To be done>
Please transcribe the part of the passage on Eduard Khil's wordless song that opens with the words containing "Khil told Russian" and closes with "words at all.".

Source extract>

The song is an evergreen, but in fact, it is called a “vocalization”, i.e., singing without words.
Khil told Russian online source Life News that initially the song was meant to go with the following lyrics: “I'm riding my mustang horse on the prairie, while my beloved Mary is a thousand miles away knitting my socks…” But in Soviet times, such lyrics would not have survived the harsh censorship, so Khil and the composer of the song, Arkady Ostrovsky, decided to get rid of any words at all.
“The song is very naughty – and since there are no words in it, it had to have something special to attract listeners, which is why it features a very interesting arrangement,” Khil was quoted as saying.
In an interview with “Komsomolskaya Pravda” newspaper, Eduard Khil told more about the song and his reaction to its sudden popularity.
After winning the International Youth Festival in Berlin in 1973, Eduard Khil went on a global tour, visiting 80 countries worldwide.

Data listing>
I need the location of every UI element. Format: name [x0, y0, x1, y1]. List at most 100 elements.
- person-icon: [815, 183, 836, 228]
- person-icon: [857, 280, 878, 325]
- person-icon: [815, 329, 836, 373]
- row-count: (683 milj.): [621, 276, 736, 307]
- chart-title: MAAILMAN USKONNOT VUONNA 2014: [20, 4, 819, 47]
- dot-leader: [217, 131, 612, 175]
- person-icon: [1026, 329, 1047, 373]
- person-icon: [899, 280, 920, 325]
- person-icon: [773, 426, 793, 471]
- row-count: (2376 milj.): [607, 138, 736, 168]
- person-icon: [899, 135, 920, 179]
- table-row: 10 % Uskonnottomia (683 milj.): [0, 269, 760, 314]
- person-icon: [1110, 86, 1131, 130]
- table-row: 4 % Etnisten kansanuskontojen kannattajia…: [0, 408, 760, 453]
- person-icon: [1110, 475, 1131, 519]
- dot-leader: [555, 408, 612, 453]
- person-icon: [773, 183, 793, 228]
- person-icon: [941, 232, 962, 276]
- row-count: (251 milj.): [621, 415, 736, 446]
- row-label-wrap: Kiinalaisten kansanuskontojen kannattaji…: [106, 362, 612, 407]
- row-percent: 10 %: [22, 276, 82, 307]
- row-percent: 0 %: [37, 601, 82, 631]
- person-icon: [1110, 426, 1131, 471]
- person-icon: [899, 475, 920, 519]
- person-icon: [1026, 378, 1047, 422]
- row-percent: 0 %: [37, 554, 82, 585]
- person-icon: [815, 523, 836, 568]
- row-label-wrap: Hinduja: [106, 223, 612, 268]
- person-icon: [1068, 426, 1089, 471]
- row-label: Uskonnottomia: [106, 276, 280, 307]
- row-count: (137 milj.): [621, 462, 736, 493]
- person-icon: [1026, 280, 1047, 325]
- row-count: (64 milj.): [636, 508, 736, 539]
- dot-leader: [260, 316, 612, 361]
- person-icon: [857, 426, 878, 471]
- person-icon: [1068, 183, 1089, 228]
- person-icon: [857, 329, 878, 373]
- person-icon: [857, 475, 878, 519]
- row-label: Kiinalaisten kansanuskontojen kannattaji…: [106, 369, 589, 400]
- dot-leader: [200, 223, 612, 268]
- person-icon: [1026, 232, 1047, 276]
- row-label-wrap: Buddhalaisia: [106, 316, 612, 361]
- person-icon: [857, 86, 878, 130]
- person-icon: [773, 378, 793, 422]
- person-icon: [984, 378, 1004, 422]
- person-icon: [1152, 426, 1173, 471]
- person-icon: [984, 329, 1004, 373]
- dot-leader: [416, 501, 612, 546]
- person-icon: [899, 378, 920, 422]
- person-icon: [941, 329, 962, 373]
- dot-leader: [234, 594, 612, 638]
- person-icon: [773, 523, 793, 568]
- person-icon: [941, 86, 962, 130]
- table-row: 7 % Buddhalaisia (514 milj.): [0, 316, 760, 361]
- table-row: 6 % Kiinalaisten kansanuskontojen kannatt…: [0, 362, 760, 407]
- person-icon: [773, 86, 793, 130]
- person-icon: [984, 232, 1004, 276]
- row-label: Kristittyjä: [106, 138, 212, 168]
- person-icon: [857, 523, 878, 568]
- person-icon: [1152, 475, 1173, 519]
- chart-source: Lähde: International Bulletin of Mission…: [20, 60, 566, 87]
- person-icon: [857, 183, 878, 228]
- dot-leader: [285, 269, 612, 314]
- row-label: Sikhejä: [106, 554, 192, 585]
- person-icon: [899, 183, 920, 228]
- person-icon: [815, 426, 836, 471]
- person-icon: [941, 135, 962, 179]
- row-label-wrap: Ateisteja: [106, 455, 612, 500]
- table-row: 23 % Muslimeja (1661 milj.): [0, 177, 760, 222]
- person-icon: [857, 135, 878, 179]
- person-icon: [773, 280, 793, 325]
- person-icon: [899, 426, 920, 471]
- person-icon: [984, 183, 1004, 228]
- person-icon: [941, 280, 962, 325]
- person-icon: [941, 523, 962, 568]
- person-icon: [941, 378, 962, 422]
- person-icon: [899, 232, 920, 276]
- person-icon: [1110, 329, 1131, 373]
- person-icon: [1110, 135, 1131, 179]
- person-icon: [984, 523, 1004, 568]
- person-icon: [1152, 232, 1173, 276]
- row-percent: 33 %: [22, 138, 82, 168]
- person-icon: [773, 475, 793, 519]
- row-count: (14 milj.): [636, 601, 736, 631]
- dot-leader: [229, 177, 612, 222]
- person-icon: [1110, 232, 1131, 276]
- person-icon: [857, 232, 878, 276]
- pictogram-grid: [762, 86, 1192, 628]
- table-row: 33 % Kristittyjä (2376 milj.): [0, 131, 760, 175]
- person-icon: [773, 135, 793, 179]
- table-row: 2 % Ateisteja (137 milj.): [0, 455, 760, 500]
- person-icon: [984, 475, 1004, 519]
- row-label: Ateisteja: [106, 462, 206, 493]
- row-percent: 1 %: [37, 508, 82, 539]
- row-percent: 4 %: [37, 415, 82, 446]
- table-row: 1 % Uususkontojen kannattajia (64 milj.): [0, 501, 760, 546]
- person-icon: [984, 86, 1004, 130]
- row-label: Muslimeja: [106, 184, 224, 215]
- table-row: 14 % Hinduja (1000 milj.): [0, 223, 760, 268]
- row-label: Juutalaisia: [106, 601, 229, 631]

Solution to this task>
Khil told Russian online source Life News that initially the song was meant to go with the following lyrics: “I'm riding my mustang horse on the prairie, while my beloved Mary is a thousand miles away knitting my socks…” But in Soviet times, such lyrics would not have survived the harsh censorship, so Khil and the composer of the song, Arkady Ostrovsky, decided to get rid of any words at all.